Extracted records
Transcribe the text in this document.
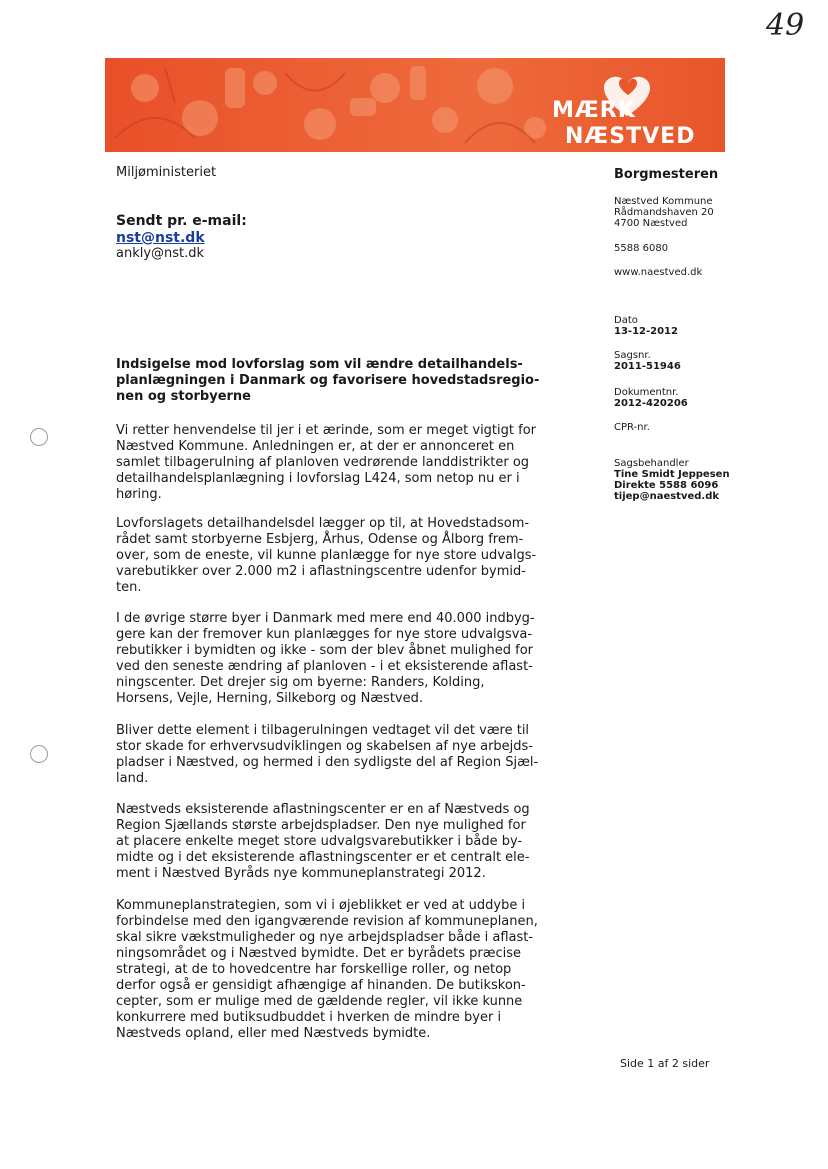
49
MÆRK
NÆSTVED
Miljøministeriet
Sendt pr. e-mail:
nst@nst.dk
ankly@nst.dk
Borgmesteren
Næstved Kommune
Rådmandshaven 20
4700 Næstved
5588 6080
www.naestved.dk
Dato
13-12-2012
Sagsnr.
2011-51946
Dokumentnr.
2012-420206
CPR-nr.
Sagsbehandler
Tine Smidt Jeppesen
Direkte 5588 6096
tijep@naestved.dk
Indsigelse mod lovforslag som vil ændre detailhandels-
planlægningen i Danmark og favorisere hovedstadsregio-
nen og storbyerne
Vi retter henvendelse til jer i et ærinde, som er meget vigtigt for
Næstved Kommune. Anledningen er, at der er annonceret en
samlet tilbagerulning af planloven vedrørende landdistrikter og
detailhandelsplanlægning i lovforslag L424, som netop nu er i
høring.
Lovforslagets detailhandelsdel lægger op til, at Hovedstadsom-
rådet samt storbyerne Esbjerg, Århus, Odense og Ålborg frem-
over, som de eneste, vil kunne planlægge for nye store udvalgs-
varebutikker over 2.000 m2 i aflastningscentre udenfor bymid-
ten.
I de øvrige større byer i Danmark med mere end 40.000 indbyg-
gere kan der fremover kun planlægges for nye store udvalgsva-
rebutikker i bymidten og ikke - som der blev åbnet mulighed for
ved den seneste ændring af planloven - i et eksisterende aflast-
ningscenter. Det drejer sig om byerne: Randers, Kolding,
Horsens, Vejle, Herning, Silkeborg og Næstved.
Bliver dette element i tilbagerulningen vedtaget vil det være til
stor skade for erhvervsudviklingen og skabelsen af nye arbejds-
pladser i Næstved, og hermed i den sydligste del af Region Sjæl-
land.
Næstveds eksisterende aflastningscenter er en af Næstveds og
Region Sjællands største arbejdspladser. Den nye mulighed for
at placere enkelte meget store udvalgsvarebutikker i både by-
midte og i det eksisterende aflastningscenter er et centralt ele-
ment i Næstved Byråds nye kommuneplanstrategi 2012.
Kommuneplanstrategien, som vi i øjeblikket er ved at uddybe i
forbindelse med den igangværende revision af kommuneplanen,
skal sikre vækstmuligheder og nye arbejdspladser både i aflast-
ningsområdet og i Næstved bymidte. Det er byrådets præcise
strategi, at de to hovedcentre har forskellige roller, og netop
derfor også er gensidigt afhængige af hinanden. De butikskon-
cepter, som er mulige med de gældende regler, vil ikke kunne
konkurrere med butiksudbuddet i hverken de mindre byer i
Næstveds opland, eller med Næstveds bymidte.
Side 1 af 2 sider
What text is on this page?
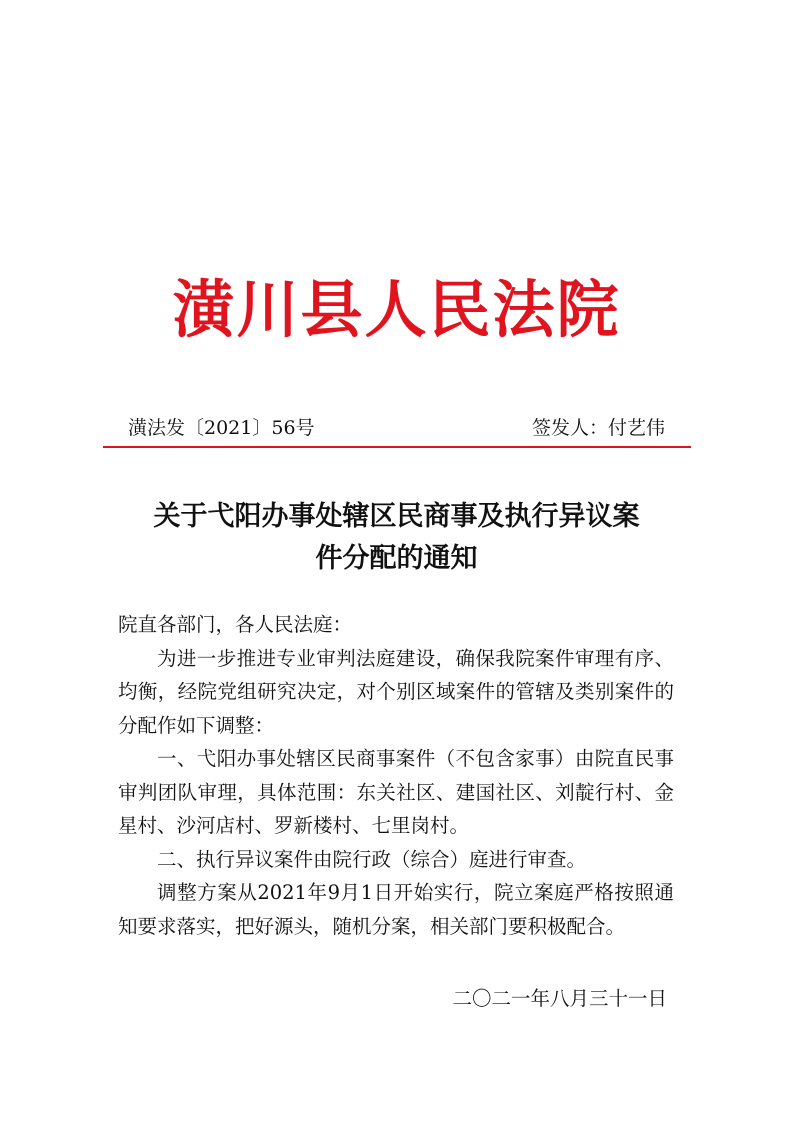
潢川县人民法院
潢法发〔2021〕56号	签发人：付艺伟
关于弋阳办事处辖区民商事及执行异议案
件分配的通知

院直各部门，各人民法庭：

为进一步推进专业审判法庭建设，确保我院案件审理有序、均衡，经院党组研究决定，对个别区域案件的管辖及类别案件的分配作如下调整：

一、弋阳办事处辖区民商事案件（不包含家事）由院直民事审判团队审理，具体范围：东关社区、建国社区、刘靛行村、金星村、沙河店村、罗新楼村、七里岗村。

二、执行异议案件由院行政（综合）庭进行审查。

调整方案从2021年9月1日开始实行，院立案庭严格按照通知要求落实，把好源头，随机分案，相关部门要积极配合。

二〇二一年八月三十一日
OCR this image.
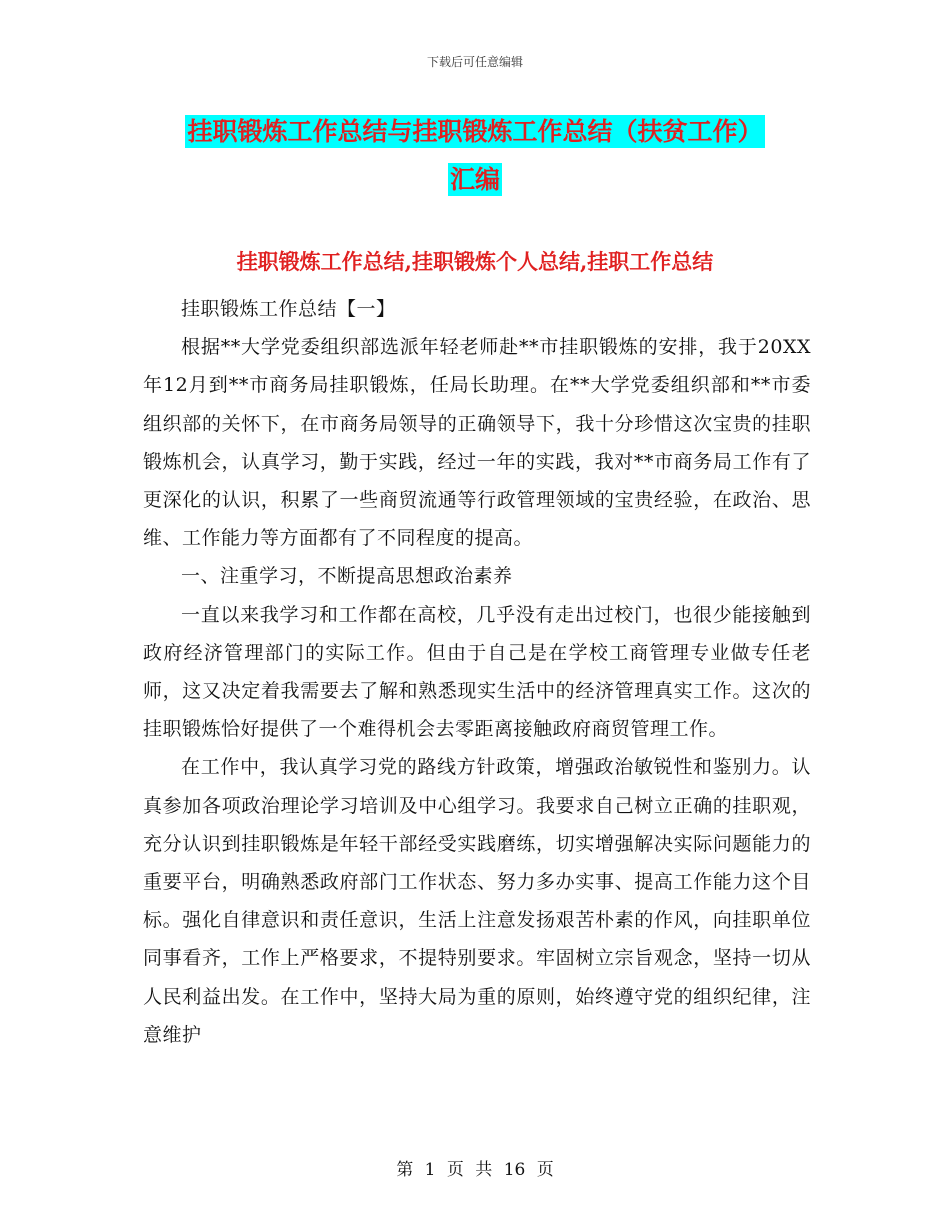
下载后可任意编辑
挂职锻炼工作总结与挂职锻炼工作总结（扶贫工作）
汇编
挂职锻炼工作总结,挂职锻炼个人总结,挂职工作总结

挂职锻炼工作总结【一】

根据**大学党委组织部选派年轻老师赴**市挂职锻炼的安排，我于20XX年12月到**市商务局挂职锻炼，任局长助理。在**大学党委组织部和**市委组织部的关怀下，在市商务局领导的正确领导下，我十分珍惜这次宝贵的挂职锻炼机会，认真学习，勤于实践，经过一年的实践，我对**市商务局工作有了更深化的认识，积累了一些商贸流通等行政管理领域的宝贵经验，在政治、思维、工作能力等方面都有了不同程度的提高。

一、注重学习，不断提高思想政治素养

一直以来我学习和工作都在高校，几乎没有走出过校门，也很少能接触到政府经济管理部门的实际工作。但由于自己是在学校工商管理专业做专任老师，这又决定着我需要去了解和熟悉现实生活中的经济管理真实工作。这次的挂职锻炼恰好提供了一个难得机会去零距离接触政府商贸管理工作。

在工作中，我认真学习党的路线方针政策，增强政治敏锐性和鉴别力。认真参加各项政治理论学习培训及中心组学习。我要求自己树立正确的挂职观，充分认识到挂职锻炼是年轻干部经受实践磨练，切实增强解决实际问题能力的重要平台，明确熟悉政府部门工作状态、努力多办实事、提高工作能力这个目标。强化自律意识和责任意识，生活上注意发扬艰苦朴素的作风，向挂职单位同事看齐，工作上严格要求，不提特别要求。牢固树立宗旨观念，坚持一切从人民利益出发。在工作中，坚持大局为重的原则，始终遵守党的组织纪律，注意维护

第 1 页 共 16 页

### Brief
Write out every line of the listing that holds the word "store".

### Correct result
over, som de eneste, vil kunne planlægge for nye store udvalgs-
gere kan der fremover kun planlægges for nye store udvalgsva-
at placere enkelte meget store udvalgsvarebutikker i både by-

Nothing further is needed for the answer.